# YOUR INSTRUCTIONS:
Lines containing the word "arrow" are to be located and copied.

Items from a dataset
— BEGIN —
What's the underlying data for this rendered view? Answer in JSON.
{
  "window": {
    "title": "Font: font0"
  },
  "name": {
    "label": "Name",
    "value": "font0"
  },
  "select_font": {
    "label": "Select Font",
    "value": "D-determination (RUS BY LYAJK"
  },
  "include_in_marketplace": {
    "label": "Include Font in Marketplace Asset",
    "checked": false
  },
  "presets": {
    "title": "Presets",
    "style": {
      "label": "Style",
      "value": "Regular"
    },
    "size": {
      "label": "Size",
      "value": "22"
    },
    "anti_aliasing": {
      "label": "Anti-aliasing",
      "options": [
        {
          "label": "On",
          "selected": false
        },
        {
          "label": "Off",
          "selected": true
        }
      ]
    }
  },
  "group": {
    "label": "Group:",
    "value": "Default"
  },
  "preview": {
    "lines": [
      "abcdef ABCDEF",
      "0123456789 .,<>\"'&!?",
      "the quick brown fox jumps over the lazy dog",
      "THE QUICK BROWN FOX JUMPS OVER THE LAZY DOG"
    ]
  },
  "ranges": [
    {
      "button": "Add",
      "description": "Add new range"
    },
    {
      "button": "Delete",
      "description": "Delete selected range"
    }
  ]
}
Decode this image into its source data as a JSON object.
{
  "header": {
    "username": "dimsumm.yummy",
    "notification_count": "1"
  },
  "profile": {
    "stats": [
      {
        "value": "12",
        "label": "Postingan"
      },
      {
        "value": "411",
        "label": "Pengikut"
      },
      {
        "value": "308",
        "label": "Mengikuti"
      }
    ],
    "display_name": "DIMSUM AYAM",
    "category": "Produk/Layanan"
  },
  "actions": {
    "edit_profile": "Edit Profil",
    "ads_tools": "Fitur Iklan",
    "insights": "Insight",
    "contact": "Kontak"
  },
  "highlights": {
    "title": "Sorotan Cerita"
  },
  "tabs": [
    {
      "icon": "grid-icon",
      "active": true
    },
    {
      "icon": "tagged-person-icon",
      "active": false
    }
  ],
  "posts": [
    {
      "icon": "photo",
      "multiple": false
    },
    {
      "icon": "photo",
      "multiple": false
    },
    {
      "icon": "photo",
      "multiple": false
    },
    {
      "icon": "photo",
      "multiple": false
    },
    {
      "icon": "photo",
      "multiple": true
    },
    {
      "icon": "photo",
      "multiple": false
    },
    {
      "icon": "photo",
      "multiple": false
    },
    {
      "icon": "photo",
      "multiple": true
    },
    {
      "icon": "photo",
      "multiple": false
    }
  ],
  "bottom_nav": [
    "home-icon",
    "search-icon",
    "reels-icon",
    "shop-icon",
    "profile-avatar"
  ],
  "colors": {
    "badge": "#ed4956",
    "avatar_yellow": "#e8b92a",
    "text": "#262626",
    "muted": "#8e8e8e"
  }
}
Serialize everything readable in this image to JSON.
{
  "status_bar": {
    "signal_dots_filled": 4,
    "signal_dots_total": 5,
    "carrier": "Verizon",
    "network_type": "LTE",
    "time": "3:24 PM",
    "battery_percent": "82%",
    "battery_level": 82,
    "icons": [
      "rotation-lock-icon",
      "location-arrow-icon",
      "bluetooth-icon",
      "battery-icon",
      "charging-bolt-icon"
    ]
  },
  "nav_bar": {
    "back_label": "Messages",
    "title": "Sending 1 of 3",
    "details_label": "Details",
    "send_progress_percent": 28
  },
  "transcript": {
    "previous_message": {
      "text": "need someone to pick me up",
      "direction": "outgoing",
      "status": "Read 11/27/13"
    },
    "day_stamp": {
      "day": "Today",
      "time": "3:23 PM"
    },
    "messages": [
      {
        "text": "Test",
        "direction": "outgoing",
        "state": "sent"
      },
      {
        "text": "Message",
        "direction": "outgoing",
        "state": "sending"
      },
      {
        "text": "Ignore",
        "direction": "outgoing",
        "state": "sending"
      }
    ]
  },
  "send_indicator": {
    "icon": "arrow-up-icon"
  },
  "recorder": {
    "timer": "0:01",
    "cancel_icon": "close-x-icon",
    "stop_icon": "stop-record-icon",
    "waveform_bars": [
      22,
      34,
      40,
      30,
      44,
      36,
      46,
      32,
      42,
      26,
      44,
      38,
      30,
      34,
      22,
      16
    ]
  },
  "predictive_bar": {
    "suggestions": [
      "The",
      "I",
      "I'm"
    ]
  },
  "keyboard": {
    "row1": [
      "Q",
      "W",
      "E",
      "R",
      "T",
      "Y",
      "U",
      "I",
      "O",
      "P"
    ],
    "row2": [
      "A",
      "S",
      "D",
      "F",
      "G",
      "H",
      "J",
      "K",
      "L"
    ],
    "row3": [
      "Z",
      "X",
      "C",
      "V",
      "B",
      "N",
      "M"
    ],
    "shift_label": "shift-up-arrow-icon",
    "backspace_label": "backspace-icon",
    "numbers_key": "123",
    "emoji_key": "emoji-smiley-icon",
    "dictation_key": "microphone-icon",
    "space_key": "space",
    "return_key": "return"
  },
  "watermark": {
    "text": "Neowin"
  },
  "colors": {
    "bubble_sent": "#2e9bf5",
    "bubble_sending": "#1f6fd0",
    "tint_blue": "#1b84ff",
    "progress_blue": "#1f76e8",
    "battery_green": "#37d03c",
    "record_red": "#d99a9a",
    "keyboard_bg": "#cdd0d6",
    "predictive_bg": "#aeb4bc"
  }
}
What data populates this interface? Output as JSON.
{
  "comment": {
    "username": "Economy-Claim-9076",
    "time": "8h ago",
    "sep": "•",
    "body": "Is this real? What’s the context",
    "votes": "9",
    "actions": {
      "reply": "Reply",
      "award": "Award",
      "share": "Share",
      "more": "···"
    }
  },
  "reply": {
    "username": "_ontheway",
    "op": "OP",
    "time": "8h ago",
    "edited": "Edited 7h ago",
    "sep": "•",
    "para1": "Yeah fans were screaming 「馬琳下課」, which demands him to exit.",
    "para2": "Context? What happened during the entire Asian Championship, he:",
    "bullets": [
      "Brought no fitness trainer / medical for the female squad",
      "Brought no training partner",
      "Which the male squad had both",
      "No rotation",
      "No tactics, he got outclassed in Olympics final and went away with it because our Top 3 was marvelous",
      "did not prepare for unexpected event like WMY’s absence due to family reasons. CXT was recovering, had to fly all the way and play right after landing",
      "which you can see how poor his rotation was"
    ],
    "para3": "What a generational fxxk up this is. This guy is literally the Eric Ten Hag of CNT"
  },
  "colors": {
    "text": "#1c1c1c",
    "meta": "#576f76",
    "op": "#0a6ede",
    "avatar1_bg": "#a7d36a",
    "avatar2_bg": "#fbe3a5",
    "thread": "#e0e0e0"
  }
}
— END —
# TASK RESULT:
      "location-arrow-icon",
    "icon": "arrow-up-icon"
    "shift_label": "shift-up-arrow-icon",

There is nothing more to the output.